A run of records
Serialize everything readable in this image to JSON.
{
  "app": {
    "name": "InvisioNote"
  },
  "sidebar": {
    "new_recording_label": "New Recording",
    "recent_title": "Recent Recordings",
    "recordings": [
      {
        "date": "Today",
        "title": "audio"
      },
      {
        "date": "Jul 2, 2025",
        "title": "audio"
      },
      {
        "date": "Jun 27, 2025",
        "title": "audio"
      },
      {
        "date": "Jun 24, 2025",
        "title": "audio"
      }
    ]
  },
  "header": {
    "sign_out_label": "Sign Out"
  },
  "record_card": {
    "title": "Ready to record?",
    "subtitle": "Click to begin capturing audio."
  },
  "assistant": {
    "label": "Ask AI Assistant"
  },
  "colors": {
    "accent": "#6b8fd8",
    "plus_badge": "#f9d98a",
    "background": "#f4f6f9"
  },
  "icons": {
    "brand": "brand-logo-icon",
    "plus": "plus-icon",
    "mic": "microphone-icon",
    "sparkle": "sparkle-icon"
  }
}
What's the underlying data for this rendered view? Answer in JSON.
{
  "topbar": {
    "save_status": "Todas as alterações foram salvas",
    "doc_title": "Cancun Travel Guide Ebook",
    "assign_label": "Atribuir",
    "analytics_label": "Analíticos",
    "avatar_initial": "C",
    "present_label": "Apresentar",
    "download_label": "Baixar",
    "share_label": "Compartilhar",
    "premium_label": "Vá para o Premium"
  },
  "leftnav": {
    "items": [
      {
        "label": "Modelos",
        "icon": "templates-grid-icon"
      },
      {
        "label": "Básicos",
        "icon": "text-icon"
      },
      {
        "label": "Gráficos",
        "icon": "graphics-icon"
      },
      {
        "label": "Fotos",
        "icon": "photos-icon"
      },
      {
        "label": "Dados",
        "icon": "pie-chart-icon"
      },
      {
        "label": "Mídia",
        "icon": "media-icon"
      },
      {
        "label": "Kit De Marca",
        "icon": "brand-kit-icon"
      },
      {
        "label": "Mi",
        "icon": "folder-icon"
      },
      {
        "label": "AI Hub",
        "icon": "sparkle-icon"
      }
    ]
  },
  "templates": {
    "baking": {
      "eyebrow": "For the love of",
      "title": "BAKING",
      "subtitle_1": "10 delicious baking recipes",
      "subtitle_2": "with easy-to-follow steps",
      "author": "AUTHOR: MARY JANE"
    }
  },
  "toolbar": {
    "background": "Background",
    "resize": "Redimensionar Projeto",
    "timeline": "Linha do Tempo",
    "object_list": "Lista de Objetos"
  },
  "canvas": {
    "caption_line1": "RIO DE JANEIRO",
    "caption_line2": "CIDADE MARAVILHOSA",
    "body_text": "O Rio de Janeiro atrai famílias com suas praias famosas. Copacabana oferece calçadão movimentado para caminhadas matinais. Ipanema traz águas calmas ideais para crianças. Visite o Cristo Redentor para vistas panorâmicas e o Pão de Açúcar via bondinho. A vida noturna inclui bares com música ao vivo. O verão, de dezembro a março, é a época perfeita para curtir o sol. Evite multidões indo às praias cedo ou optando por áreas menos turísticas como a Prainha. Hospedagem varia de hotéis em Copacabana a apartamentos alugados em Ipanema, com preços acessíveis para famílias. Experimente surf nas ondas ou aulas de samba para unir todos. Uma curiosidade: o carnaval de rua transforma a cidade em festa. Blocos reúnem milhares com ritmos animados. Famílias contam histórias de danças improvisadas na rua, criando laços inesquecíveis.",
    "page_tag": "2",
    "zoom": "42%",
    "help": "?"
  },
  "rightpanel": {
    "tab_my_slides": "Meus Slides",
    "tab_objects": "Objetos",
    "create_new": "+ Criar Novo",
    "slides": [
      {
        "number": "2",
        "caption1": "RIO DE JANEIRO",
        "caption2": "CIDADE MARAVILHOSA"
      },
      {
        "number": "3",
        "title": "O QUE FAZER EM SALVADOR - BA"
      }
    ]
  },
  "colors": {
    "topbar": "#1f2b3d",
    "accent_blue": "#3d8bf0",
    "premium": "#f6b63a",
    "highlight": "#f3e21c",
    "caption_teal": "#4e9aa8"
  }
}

Problem to solve – Retype each record exactly, leaving nothing out.

Response to the exercise –
Serialize everything readable in this image to JSON.
{
  "app": {
    "name": "InvisioNote"
  },
  "sidebar": {
    "new_recording_label": "New Recording",
    "recent_title": "Recent Recordings",
    "recordings": [
      {
        "date": "Today",
        "title": "audio"
      },
      {
        "date": "Jul 2, 2025",
        "title": "audio"
      },
      {
        "date": "Jun 27, 2025",
        "title": "audio"
      },
      {
        "date": "Jun 24, 2025",
        "title": "audio"
      }
    ]
  },
  "header": {
    "sign_out_label": "Sign Out"
  },
  "record_card": {
    "title": "Ready to record?",
    "subtitle": "Click to begin capturing audio."
  },
  "assistant": {
    "label": "Ask AI Assistant"
  },
  "colors": {
    "accent": "#6b8fd8",
    "plus_badge": "#f9d98a",
    "background": "#f4f6f9"
  },
  "icons": {
    "brand": "brand-logo-icon",
    "plus": "plus-icon",
    "mic": "microphone-icon",
    "sparkle": "sparkle-icon"
  }
}
What's the underlying data for this rendered view? Answer in JSON.
{
  "topbar": {
    "save_status": "Todas as alterações foram salvas",
    "doc_title": "Cancun Travel Guide Ebook",
    "assign_label": "Atribuir",
    "analytics_label": "Analíticos",
    "avatar_initial": "C",
    "present_label": "Apresentar",
    "download_label": "Baixar",
    "share_label": "Compartilhar",
    "premium_label": "Vá para o Premium"
  },
  "leftnav": {
    "items": [
      {
        "label": "Modelos",
        "icon": "templates-grid-icon"
      },
      {
        "label": "Básicos",
        "icon": "text-icon"
      },
      {
        "label": "Gráficos",
        "icon": "graphics-icon"
      },
      {
        "label": "Fotos",
        "icon": "photos-icon"
      },
      {
        "label": "Dados",
        "icon": "pie-chart-icon"
      },
      {
        "label": "Mídia",
        "icon": "media-icon"
      },
      {
        "label": "Kit De Marca",
        "icon": "brand-kit-icon"
      },
      {
        "label": "Mi",
        "icon": "folder-icon"
      },
      {
        "label": "AI Hub",
        "icon": "sparkle-icon"
      }
    ]
  },
  "templates": {
    "baking": {
      "eyebrow": "For the love of",
      "title": "BAKING",
      "subtitle_1": "10 delicious baking recipes",
      "subtitle_2": "with easy-to-follow steps",
      "author": "AUTHOR: MARY JANE"
    }
  },
  "toolbar": {
    "background": "Background",
    "resize": "Redimensionar Projeto",
    "timeline": "Linha do Tempo",
    "object_list": "Lista de Objetos"
  },
  "canvas": {
    "caption_line1": "RIO DE JANEIRO",
    "caption_line2": "CIDADE MARAVILHOSA",
    "body_text": "O Rio de Janeiro atrai famílias com suas praias famosas. Copacabana oferece calçadão movimentado para caminhadas matinais. Ipanema traz águas calmas ideais para crianças. Visite o Cristo Redentor para vistas panorâmicas e o Pão de Açúcar via bondinho. A vida noturna inclui bares com música ao vivo. O verão, de dezembro a março, é a época perfeita para curtir o sol. Evite multidões indo às praias cedo ou optando por áreas menos turísticas como a Prainha. Hospedagem varia de hotéis em Copacabana a apartamentos alugados em Ipanema, com preços acessíveis para famílias. Experimente surf nas ondas ou aulas de samba para unir todos. Uma curiosidade: o carnaval de rua transforma a cidade em festa. Blocos reúnem milhares com ritmos animados. Famílias contam histórias de danças improvisadas na rua, criando laços inesquecíveis.",
    "page_tag": "2",
    "zoom": "42%",
    "help": "?"
  },
  "rightpanel": {
    "tab_my_slides": "Meus Slides",
    "tab_objects": "Objetos",
    "create_new": "+ Criar Novo",
    "slides": [
      {
        "number": "2",
        "caption1": "RIO DE JANEIRO",
        "caption2": "CIDADE MARAVILHOSA"
      },
      {
        "number": "3",
        "title": "O QUE FAZER EM SALVADOR - BA"
      }
    ]
  },
  "colors": {
    "topbar": "#1f2b3d",
    "accent_blue": "#3d8bf0",
    "premium": "#f6b63a",
    "highlight": "#f3e21c",
    "caption_teal": "#4e9aa8"
  }
}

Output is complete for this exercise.